# Given instruction
Scan the entries below and count the lines holding the string "koppelbaas". Supply only the number.

+++ Supplied data

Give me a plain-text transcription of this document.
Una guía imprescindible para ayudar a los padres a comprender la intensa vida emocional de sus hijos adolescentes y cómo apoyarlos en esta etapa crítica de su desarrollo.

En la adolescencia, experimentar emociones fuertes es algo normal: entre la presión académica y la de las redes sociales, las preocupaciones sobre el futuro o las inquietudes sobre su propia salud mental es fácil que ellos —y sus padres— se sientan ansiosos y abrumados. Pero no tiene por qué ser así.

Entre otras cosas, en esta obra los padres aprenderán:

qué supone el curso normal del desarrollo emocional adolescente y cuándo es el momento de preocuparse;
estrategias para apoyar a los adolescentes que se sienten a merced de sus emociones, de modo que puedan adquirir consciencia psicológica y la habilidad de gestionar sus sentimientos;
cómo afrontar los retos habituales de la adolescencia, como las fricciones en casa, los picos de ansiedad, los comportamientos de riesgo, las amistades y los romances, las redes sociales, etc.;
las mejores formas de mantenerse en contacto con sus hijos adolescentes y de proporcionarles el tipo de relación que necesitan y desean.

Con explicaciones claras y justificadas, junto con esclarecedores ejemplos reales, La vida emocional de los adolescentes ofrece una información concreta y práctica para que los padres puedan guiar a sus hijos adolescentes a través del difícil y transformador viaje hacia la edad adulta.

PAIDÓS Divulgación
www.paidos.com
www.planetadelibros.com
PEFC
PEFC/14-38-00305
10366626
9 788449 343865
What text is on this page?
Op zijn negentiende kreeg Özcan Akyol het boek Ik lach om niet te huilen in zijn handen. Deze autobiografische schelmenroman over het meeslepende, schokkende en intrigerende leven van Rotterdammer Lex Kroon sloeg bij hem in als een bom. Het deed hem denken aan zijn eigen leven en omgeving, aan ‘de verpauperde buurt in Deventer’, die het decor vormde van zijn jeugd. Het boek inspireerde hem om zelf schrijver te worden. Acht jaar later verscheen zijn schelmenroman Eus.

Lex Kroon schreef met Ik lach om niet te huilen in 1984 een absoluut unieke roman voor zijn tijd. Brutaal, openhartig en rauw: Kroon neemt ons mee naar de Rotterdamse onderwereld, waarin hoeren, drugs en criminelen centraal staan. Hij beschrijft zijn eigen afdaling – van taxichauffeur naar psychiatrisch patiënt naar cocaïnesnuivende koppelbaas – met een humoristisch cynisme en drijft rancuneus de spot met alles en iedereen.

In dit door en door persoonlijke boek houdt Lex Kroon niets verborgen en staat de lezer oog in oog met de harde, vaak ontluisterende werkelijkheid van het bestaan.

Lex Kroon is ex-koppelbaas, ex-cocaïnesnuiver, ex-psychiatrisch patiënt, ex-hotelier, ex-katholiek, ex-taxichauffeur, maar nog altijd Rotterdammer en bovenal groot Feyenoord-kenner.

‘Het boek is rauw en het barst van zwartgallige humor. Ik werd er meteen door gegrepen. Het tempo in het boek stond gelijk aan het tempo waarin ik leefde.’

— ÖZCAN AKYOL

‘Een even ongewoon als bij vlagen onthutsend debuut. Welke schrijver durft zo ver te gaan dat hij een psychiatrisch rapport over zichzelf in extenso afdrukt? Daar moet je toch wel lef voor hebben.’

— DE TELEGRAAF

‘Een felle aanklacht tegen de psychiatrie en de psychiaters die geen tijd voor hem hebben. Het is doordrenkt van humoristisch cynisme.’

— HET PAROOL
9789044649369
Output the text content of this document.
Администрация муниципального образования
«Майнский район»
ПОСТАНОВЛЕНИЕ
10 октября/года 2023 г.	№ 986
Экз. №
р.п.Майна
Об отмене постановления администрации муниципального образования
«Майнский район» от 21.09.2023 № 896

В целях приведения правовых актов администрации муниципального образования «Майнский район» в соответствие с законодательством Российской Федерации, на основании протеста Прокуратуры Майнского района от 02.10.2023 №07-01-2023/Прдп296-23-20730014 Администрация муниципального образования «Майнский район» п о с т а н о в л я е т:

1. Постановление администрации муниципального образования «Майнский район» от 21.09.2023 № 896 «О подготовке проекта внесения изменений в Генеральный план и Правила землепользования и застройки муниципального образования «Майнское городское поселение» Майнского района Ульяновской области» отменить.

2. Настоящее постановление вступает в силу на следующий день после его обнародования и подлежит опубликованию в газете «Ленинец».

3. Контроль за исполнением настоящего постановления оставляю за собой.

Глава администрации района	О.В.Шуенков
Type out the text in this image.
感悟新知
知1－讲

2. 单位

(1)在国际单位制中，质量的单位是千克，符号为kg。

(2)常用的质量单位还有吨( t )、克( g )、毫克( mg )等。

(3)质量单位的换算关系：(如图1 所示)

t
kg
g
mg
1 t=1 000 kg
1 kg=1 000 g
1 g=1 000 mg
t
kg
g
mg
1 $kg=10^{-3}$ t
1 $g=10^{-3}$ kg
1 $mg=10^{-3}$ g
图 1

++++++
+++ Supplied data

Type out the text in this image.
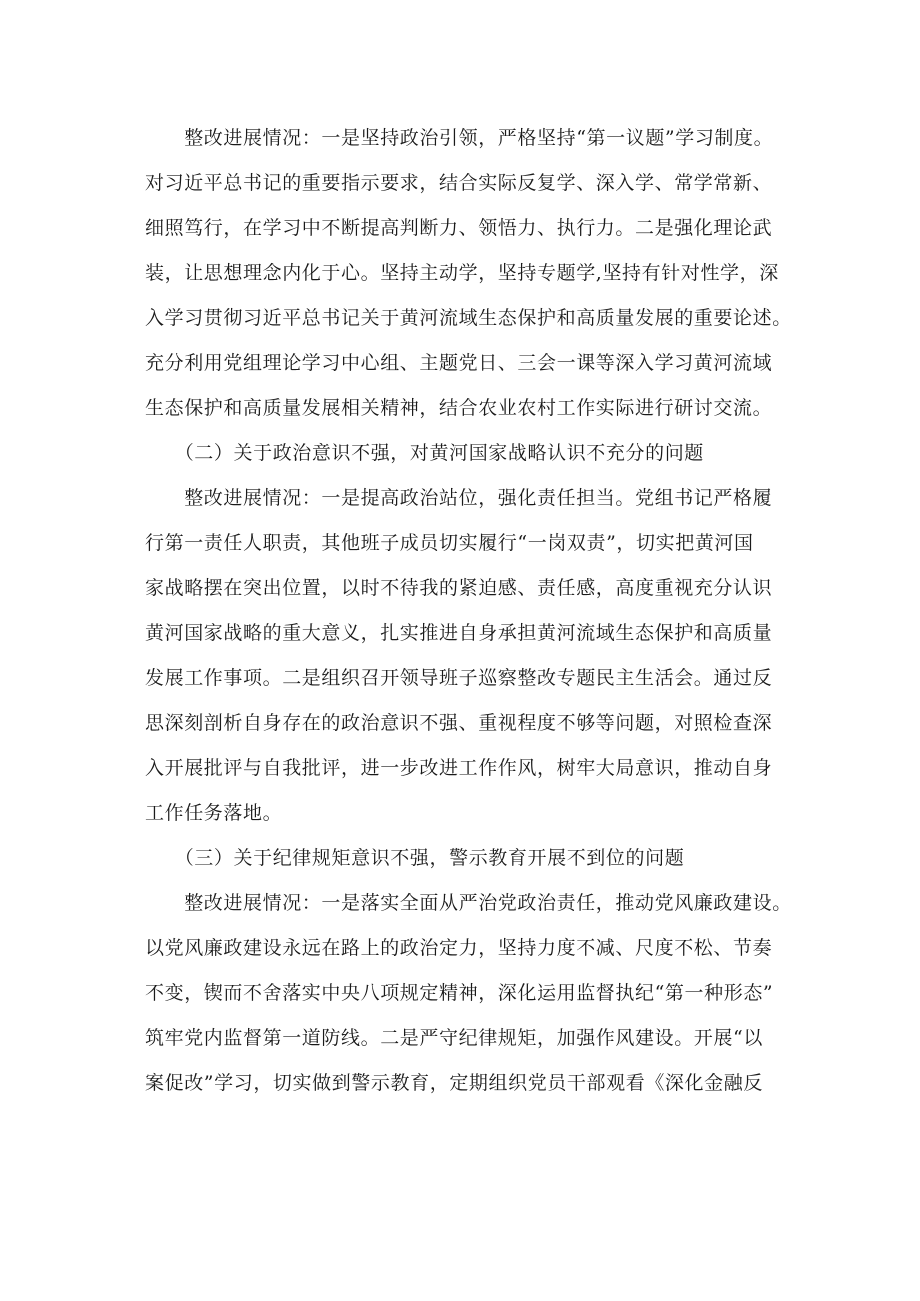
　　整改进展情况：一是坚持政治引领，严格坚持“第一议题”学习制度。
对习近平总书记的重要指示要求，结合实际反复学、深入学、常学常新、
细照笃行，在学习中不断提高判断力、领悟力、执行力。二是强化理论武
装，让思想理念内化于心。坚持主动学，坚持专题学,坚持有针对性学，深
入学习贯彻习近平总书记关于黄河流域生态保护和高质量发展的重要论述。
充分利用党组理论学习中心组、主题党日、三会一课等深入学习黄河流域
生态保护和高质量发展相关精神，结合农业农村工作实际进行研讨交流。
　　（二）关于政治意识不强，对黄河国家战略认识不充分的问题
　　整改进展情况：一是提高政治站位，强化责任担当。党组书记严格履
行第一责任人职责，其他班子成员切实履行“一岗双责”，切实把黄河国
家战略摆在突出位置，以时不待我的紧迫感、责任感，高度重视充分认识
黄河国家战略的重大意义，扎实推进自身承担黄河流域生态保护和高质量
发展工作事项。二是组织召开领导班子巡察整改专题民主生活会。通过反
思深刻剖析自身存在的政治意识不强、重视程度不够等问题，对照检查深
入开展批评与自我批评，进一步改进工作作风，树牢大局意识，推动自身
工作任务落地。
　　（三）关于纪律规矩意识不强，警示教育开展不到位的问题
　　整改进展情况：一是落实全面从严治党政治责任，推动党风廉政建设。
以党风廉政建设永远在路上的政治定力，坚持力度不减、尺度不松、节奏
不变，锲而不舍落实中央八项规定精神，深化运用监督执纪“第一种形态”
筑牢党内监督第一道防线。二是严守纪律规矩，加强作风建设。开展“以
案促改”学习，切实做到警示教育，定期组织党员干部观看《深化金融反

++++++

# Problem solution
2